_SELECTED EXCERPT_.
....

Macrolides ( erythromycin , clarithromycin, azithromycin) and ketolide (telithromycin)

  • Clarithromycin increased repaglinide area under the inhibitory curve (AUC) by 40%. Consider decreasing repaglinide dose to avoid hypoglycemia.
  • Class may increase concentrations of pioglitazone, effect unclear.
  • Class may increase sulfonylureas serum concentration. Consider decreasing sulfonylurea dose with co-administration to avoid hypoglycemia.
  • Azithromycin, specifically, can be considered without regard to use of repaglinide and sulfonylureas co-administration.
Azoles (ketoconazole, itraconazole, fluconazole)

  • Repaglinide AUC increased 15% with ketoconazole co-administration.  Nateglinide AUC increased 48% with fluconazole co-administration. Consider decreasing meglitinides dose with azole co-administration to avoid causing hypoglycemia.
  • May increase level of sulfonylureas. Fluconazole increased glyburide AUC 44%. Consider dose adjustment with azoles co-administration.

....

_SUPPLIED MATERIAL_.
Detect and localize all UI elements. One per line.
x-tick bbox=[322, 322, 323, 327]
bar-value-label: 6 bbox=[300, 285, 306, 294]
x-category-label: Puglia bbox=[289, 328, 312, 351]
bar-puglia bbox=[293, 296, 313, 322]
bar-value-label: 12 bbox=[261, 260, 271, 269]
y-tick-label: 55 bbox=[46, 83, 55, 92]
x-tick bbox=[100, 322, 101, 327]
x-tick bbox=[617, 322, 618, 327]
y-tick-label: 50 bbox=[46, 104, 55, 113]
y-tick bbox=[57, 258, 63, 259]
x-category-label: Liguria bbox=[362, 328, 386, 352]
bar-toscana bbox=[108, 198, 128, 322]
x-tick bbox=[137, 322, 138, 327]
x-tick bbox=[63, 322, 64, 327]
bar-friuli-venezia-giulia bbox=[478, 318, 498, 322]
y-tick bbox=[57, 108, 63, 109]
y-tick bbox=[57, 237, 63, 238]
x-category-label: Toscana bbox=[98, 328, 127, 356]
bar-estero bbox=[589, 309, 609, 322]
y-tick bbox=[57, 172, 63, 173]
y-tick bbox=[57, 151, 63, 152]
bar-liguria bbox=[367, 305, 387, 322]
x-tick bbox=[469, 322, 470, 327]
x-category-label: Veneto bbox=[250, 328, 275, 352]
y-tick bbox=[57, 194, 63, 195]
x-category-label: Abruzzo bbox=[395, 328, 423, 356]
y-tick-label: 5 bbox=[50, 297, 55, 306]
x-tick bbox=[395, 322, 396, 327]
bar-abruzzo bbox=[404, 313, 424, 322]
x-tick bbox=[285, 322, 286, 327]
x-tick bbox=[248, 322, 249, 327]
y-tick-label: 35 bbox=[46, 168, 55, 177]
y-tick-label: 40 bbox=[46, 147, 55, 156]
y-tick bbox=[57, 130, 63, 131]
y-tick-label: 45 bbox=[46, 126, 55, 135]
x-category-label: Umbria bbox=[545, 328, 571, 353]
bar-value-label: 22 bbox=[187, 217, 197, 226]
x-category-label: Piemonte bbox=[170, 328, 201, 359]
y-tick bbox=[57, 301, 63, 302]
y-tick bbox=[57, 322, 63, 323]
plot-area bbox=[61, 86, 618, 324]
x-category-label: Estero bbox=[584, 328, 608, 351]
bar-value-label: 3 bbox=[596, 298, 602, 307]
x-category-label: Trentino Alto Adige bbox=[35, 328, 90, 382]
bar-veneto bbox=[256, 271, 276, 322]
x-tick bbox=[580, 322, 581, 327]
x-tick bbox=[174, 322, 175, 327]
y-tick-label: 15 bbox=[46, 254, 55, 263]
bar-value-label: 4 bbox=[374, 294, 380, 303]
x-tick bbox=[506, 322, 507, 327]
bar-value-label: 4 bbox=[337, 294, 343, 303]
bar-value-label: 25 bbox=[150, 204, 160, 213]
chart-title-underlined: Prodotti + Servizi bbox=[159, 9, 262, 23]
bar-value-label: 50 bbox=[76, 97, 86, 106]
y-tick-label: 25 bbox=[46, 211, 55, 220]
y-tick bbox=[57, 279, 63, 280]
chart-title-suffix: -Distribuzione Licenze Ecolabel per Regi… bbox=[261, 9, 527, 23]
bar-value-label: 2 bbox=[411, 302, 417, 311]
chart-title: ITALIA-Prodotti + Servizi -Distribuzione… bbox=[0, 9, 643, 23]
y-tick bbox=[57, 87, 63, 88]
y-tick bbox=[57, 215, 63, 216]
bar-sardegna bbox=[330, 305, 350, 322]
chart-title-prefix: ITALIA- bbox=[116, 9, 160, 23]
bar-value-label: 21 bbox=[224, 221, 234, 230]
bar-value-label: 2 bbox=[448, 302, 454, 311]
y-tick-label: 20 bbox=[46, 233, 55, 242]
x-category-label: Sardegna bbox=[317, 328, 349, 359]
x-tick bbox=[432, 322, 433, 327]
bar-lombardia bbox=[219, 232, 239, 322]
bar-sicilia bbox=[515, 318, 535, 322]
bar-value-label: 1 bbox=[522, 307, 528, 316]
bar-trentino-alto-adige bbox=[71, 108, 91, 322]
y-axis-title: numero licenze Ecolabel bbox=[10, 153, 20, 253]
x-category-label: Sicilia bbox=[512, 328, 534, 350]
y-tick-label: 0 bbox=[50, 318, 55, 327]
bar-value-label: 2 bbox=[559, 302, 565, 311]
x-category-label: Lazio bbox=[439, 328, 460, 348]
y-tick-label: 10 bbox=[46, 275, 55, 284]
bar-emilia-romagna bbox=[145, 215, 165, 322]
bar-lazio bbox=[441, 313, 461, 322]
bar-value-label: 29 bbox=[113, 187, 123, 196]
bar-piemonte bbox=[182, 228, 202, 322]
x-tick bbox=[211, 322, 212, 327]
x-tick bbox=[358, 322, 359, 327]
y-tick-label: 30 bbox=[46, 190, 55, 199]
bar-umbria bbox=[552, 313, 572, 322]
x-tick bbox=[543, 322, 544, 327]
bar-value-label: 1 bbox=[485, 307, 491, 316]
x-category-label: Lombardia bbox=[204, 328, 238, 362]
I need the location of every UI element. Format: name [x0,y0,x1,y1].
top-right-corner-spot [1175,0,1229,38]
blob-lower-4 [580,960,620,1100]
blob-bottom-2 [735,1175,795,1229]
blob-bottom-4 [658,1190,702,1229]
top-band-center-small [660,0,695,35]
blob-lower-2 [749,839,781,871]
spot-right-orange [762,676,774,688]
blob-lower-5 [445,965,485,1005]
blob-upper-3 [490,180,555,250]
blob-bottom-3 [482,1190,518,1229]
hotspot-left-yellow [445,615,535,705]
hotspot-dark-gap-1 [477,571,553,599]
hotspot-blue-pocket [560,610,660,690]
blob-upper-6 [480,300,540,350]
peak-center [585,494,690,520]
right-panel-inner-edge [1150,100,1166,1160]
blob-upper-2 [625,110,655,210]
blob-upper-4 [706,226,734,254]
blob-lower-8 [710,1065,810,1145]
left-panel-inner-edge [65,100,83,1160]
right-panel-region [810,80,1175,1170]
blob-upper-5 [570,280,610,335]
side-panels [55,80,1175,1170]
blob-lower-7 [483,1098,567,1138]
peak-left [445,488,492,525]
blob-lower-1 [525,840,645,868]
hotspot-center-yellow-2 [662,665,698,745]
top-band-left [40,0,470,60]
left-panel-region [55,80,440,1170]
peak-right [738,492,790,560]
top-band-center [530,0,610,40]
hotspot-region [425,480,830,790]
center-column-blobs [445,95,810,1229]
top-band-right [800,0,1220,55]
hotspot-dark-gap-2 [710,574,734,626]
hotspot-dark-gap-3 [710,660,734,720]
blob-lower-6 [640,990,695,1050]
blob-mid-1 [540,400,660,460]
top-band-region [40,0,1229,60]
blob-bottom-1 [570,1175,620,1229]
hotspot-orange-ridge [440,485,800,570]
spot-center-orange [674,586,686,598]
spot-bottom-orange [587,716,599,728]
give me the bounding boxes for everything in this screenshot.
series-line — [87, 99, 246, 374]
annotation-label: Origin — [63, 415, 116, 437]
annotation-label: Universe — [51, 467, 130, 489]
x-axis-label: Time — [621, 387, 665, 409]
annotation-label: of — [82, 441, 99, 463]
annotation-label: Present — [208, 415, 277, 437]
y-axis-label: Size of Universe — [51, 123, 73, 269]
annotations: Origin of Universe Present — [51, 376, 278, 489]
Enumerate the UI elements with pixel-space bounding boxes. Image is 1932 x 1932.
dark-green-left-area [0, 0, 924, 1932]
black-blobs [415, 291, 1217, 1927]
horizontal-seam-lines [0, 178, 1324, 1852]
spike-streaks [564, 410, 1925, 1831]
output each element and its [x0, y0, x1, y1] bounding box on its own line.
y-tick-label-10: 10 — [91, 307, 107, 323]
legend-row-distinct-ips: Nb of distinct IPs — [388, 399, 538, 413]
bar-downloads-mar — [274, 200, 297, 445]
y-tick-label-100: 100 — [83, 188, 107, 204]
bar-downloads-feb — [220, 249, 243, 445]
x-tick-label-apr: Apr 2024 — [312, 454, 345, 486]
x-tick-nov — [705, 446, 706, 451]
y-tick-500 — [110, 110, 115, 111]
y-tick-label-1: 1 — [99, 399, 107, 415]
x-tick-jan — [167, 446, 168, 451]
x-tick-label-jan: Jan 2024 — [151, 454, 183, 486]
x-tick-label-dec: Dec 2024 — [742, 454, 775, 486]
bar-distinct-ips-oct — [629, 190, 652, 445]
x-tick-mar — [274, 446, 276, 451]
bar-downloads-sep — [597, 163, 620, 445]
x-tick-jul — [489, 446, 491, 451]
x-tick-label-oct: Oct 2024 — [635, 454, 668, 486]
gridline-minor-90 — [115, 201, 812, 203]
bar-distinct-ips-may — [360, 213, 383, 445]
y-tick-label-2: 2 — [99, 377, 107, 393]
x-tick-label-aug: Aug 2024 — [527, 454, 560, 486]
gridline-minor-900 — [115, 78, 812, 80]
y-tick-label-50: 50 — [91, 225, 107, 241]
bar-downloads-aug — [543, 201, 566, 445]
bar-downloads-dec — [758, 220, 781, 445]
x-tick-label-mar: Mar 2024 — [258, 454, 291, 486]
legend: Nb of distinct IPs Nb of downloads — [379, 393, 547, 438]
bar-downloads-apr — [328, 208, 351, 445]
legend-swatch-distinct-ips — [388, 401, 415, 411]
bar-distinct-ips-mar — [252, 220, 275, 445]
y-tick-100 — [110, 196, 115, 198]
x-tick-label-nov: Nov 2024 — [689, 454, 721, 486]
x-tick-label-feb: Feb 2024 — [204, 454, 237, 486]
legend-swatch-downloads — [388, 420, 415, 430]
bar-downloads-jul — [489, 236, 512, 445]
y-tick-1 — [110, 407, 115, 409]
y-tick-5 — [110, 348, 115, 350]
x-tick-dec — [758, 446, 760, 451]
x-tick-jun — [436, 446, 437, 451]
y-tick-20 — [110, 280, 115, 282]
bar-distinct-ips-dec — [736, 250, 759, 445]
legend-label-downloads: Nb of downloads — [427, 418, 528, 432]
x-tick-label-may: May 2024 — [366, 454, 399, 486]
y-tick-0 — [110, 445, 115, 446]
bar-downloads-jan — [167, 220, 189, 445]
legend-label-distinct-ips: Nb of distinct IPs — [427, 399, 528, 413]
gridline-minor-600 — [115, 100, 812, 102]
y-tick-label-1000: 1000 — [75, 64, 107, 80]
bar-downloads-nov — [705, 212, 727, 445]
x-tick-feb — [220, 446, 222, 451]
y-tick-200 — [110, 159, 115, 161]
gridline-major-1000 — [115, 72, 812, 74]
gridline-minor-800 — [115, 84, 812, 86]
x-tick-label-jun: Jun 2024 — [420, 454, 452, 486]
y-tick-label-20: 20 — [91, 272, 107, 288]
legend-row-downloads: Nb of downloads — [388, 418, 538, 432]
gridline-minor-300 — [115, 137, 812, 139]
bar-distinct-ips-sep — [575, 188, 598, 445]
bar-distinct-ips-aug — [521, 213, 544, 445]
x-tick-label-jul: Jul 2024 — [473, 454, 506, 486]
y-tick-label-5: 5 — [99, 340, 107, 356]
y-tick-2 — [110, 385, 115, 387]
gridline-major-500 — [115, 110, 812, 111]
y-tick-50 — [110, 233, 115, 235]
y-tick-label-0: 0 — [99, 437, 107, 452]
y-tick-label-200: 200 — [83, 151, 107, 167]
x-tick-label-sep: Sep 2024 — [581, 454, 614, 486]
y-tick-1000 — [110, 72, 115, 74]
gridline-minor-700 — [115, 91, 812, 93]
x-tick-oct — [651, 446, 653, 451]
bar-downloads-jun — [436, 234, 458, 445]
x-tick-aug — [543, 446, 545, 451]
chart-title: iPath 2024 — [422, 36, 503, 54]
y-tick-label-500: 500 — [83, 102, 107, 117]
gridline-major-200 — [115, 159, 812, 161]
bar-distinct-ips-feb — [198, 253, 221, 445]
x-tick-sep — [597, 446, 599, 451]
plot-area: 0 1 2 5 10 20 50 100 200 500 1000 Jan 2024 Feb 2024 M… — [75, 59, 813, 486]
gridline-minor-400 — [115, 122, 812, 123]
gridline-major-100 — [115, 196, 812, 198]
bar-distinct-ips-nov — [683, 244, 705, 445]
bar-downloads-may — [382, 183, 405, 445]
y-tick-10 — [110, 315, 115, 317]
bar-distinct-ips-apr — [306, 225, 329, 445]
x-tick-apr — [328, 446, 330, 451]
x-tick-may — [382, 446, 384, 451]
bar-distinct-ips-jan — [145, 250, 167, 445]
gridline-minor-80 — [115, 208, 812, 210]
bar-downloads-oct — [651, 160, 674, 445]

....

_WHAT THIS EXERCISE ASKS_.
1: Please copy out everything in the drug interaction text from "Macrolides ( erythromycin" down to "avoid causing hypoglycemia.", word for word.
2: Extend the text on macrolide and azole interactions with diabetes drugs, picking up after its final sentence.

_EXERCISE RESPONSES_.
1:
Macrolides ( erythromycin , clarithromycin, azithromycin) and ketolide (telithromycin)

  • Clarithromycin increased repaglinide area under the inhibitory curve (AUC) by 40%. Consider decreasing repaglinide dose to avoid hypoglycemia.
  • Class may increase concentrations of pioglitazone, effect unclear.
  • Class may increase sulfonylureas serum concentration. Consider decreasing sulfonylurea dose with co-administration to avoid hypoglycemia.
  • Azithromycin, specifically, can be considered without regard to use of repaglinide and sulfonylureas co-administration.
Azoles (ketoconazole, itraconazole, fluconazole)

  • Repaglinide AUC increased 15% with ketoconazole co-administration.  Nateglinide AUC increased 48% with fluconazole co-administration. Consider decreasing meglitinides dose with azole co-administration to avoid causing hypoglycemia.

2:
  • Rosiglitazone AUC increased 47% with ketoconazole co-administration. Consider decreasing rosiglitazone with azole co-administration.
  • May increase levels of pioglitazone..
Rifamycins (rifampin, rifapentine, rifabutin)

  • Rifamycin class significantly induces cytochrome P450. Always review drug interactions when prescribing this class of drugs.
  • May significantly decrease drug concentrations of nateglinide, pioglitazone, rosiglitazone, repaglinide and sulfonylureas.
  • Rifampin decreased repaglinide and nateglinide AUC by 31% and 24%, respectively. Rifampin also decreased rosiglitazone and pioglitazone AUC by 66% and 54%, respectively.
  • If used for tuberculosis, consider higher dose for continuation phase of treatment especially in patients with high BMI due to increased treatment failure risk ascribed to lower rifampin levels in this population (Nijland; Ruslami). No recommendations for dose, but consider adding 300-600mg to usual amount given.

Tables/Images

  • Cephalexin: increased metformin AUC 24%. Clinical significance unknown.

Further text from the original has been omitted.